# Records for the task
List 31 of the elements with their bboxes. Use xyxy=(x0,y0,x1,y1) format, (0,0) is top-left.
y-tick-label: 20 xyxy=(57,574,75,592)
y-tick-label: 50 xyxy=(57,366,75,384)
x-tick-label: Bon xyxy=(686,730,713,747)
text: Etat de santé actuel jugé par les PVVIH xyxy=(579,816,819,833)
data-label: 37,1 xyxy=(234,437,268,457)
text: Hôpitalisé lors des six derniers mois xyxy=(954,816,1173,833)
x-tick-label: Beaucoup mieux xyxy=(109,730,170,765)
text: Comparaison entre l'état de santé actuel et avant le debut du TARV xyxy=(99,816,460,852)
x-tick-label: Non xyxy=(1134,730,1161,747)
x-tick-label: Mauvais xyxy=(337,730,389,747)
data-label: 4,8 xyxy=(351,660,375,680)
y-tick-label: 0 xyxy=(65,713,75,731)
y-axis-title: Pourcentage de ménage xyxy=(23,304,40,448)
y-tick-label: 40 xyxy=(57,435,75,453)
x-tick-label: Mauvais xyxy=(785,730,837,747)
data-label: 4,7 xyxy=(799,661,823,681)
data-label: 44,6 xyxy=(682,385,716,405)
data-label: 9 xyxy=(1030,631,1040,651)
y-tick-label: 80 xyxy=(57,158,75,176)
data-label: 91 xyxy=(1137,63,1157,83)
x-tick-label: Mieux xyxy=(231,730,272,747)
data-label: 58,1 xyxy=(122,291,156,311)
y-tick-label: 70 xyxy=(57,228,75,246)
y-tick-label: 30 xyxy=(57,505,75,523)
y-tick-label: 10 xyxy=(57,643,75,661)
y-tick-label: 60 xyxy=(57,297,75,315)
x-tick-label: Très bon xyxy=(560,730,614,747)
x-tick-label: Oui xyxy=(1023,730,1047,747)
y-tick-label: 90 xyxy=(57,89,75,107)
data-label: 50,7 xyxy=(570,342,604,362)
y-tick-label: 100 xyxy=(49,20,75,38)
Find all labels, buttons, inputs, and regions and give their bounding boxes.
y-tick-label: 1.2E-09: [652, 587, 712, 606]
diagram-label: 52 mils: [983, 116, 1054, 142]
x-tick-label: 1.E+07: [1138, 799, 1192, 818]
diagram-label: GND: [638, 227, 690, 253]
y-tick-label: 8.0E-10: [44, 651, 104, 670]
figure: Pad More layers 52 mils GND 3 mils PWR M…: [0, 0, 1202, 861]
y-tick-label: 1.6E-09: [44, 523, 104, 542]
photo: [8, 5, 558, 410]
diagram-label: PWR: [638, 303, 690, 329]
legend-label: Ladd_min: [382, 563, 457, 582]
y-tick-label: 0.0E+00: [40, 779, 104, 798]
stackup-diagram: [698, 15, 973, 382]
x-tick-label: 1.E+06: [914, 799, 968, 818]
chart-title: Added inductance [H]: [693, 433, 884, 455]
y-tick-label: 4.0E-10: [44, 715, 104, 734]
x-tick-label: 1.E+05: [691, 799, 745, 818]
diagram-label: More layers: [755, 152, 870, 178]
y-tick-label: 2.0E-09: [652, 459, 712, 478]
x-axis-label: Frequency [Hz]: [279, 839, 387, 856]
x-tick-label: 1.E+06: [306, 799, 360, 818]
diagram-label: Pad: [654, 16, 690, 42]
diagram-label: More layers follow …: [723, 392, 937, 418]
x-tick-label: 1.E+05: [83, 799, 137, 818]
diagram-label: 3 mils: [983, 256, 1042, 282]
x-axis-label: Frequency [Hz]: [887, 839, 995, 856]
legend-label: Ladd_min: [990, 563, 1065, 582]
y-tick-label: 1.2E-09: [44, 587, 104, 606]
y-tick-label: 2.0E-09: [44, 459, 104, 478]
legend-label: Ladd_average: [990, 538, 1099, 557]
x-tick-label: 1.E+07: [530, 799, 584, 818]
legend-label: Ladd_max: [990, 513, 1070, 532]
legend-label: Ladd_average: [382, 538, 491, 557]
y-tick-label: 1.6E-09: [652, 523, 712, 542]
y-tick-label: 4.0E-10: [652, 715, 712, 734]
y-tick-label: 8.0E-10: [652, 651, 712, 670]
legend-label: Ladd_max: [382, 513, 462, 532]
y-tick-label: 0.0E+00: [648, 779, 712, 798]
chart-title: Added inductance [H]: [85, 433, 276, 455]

# To be done
Revise the stretch from the start of the records through the line containing "x-tick-label: Beaucoup mieux" so that "bboxes" becomes "bounding boxes". Leave everything else in those lines unchanged, and return only those lines.

# Expected answer
List 31 of the elements with their bounding boxes. Use xyxy=(x0,y0,x1,y1) format, (0,0) is top-left.
y-tick-label: 20 xyxy=(57,574,75,592)
y-tick-label: 50 xyxy=(57,366,75,384)
x-tick-label: Bon xyxy=(686,730,713,747)
text: Etat de santé actuel jugé par les PVVIH xyxy=(579,816,819,833)
data-label: 37,1 xyxy=(234,437,268,457)
text: Hôpitalisé lors des six derniers mois xyxy=(954,816,1173,833)
x-tick-label: Beaucoup mieux xyxy=(109,730,170,765)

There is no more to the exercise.